Project 6: User-space Thread Library (Green Threads)

Build a cooperative threading library with user-level context switches, stacks, and a simple scheduler.

Quick Reference

Attribute Value
Difficulty Level 4: Expert
Time Estimate 2-3 weeks
Main Programming Language C (Alternatives: Rust)
Alternative Programming Languages Rust
Coolness Level Level 5: Magic
Business Potential Level 4: Infrastructure core
Prerequisites C, calling conventions, basic scheduling
Key Topics context switching, stack management, run queues

1. Learning Objectives

By completing this project, you will:

  1. Implement a user-level context switch mechanism.
  2. Allocate, align, and protect per-thread stacks.
  3. Build a scheduler with a run queue and cooperative yields.
  4. Understand limitations of green threads with blocking I/O.
  5. Provide deterministic scheduling for tests.
  6. Explain differences between green threads and kernel threads.

2. All Theory Needed (Per-Concept Breakdown)

2.1 Context Switching and Register Preservation

Fundamentals

A context switch saves the CPU state of one thread and restores another. At minimum, you must save callee-saved registers, stack pointer, and instruction pointer so the thread can resume later.

Deep Dive into the concept

On x86-64 System V ABI, callee-saved registers include rbx, rbp, r12-r15 plus the stack pointer rsp. A green-thread switch can be implemented with setjmp/longjmp or handwritten assembly. The key is to store enough state so the thread can continue as if it never left. If you miss a register, threads will behave nondeterministically. Correct stack alignment (16 bytes) is also required before calling C functions.

How this fits on projects

This is the core of your scheduler and thread switching in Section 4.4 and Section 5.10 Phase 2.

Definitions & key terms

  • context switch -> saving/restoring CPU state
  • callee-saved -> registers preserved across function calls
  • stack pointer -> register pointing to top of stack

Mental model diagram (ASCII)

thread A regs -> save -> switch -> restore regs -> thread B runs

How it works (step-by-step)

  1. Save current registers into thread context.
  2. Store current stack pointer.
______________________________
Answer these questions about the green threads project page above:
1. What time estimate does the page give for the project?
2. On the x86-64 System V ABI, which callee-saved registers does the page list?
3. What stack alignment is required before calling C functions?

(Bounding box entries)
______________________________
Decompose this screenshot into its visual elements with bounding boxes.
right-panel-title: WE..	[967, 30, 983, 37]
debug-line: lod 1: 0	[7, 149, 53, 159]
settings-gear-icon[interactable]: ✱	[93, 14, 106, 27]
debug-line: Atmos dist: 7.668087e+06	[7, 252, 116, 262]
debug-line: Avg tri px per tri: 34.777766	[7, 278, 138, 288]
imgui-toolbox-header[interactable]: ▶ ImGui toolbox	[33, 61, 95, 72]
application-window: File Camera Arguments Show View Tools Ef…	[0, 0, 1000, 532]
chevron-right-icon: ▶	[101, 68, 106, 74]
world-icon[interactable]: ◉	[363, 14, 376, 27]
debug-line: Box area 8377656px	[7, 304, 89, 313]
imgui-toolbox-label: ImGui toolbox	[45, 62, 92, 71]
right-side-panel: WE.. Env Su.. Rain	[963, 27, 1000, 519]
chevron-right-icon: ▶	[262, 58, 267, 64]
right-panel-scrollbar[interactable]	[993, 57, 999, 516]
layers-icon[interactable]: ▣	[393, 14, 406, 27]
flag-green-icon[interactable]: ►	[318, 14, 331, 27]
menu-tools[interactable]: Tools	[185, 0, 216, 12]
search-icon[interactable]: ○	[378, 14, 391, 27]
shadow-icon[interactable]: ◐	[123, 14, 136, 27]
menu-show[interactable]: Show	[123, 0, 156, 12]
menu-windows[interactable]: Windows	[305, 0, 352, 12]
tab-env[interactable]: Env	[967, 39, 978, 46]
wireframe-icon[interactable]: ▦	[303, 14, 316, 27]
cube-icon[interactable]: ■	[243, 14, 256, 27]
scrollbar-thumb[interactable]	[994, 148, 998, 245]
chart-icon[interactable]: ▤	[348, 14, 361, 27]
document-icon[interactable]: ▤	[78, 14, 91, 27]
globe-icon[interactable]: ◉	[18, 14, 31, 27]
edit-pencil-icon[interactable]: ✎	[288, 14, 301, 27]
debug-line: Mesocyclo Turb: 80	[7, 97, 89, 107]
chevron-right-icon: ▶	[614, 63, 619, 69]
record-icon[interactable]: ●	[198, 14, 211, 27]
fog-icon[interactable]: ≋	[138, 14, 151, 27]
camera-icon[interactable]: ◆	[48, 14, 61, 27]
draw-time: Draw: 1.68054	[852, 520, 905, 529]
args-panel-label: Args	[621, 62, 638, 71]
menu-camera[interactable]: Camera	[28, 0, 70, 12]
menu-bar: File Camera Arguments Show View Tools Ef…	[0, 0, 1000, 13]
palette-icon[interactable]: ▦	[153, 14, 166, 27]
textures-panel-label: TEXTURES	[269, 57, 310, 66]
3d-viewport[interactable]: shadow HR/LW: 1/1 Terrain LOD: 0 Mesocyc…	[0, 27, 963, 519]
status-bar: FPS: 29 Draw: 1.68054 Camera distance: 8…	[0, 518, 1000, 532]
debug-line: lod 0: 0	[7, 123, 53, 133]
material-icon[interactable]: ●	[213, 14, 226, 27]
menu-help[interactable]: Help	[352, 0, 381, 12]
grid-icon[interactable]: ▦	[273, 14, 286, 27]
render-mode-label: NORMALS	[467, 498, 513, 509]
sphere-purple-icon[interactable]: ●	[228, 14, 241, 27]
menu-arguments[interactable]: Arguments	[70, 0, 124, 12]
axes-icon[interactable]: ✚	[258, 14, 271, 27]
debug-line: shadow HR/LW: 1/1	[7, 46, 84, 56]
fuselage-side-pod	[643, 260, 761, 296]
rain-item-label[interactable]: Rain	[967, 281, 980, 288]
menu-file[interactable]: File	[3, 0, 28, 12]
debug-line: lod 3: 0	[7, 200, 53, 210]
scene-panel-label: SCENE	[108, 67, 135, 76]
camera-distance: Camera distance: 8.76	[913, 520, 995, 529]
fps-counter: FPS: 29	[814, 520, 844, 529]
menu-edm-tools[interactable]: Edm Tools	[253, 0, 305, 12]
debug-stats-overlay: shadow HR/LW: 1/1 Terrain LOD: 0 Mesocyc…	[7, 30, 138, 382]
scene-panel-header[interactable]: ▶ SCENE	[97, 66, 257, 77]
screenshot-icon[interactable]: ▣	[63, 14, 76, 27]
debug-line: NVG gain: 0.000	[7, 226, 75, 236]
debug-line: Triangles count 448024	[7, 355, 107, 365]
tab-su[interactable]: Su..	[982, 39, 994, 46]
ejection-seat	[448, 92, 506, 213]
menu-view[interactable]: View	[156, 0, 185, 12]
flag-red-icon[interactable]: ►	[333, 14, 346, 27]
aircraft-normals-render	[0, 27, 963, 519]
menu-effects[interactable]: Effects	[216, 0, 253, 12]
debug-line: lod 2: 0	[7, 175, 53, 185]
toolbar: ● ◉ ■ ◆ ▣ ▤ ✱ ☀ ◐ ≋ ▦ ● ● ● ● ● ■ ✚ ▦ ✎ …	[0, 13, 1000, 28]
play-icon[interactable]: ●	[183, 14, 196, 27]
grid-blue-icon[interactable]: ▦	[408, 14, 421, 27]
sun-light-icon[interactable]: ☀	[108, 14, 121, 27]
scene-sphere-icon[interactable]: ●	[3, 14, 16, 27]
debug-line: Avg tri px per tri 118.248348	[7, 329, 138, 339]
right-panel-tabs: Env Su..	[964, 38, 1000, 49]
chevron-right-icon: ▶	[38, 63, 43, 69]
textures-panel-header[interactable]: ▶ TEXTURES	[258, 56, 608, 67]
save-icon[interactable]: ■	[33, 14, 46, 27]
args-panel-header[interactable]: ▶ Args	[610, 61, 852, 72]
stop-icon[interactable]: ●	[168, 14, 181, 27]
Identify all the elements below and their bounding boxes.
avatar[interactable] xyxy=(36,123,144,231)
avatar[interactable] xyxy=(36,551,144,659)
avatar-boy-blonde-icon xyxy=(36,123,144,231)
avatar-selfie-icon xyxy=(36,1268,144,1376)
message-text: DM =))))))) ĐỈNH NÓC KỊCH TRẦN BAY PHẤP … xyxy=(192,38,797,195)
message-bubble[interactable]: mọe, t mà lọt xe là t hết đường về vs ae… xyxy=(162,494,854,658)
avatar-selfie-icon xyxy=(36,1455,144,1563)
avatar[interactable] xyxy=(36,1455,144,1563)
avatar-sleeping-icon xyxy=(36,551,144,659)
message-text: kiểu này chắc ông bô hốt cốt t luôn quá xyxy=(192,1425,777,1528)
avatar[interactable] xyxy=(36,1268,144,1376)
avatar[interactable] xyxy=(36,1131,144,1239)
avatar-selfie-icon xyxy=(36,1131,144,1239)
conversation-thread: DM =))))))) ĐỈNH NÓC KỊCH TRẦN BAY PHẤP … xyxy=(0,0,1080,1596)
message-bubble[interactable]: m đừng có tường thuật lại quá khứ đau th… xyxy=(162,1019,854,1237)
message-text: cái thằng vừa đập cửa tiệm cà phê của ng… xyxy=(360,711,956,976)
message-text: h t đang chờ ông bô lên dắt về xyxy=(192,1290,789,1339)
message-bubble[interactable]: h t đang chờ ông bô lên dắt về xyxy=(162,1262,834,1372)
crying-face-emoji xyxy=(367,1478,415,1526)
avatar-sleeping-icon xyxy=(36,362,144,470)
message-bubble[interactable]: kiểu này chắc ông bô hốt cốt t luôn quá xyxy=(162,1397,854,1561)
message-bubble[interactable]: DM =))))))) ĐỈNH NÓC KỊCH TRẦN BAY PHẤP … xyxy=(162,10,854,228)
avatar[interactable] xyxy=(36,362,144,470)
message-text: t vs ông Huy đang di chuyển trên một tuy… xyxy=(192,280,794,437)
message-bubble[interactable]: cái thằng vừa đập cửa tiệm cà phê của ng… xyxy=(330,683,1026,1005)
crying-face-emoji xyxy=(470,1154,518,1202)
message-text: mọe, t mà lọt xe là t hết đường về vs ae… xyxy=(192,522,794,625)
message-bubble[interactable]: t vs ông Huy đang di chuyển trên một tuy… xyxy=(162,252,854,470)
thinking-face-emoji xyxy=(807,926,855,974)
______________________________
## TASK RESPONSE
1. 2-3 weeks
2. rbx, rbp, r12-r15, plus the stack pointer rsp
3. 16 bytes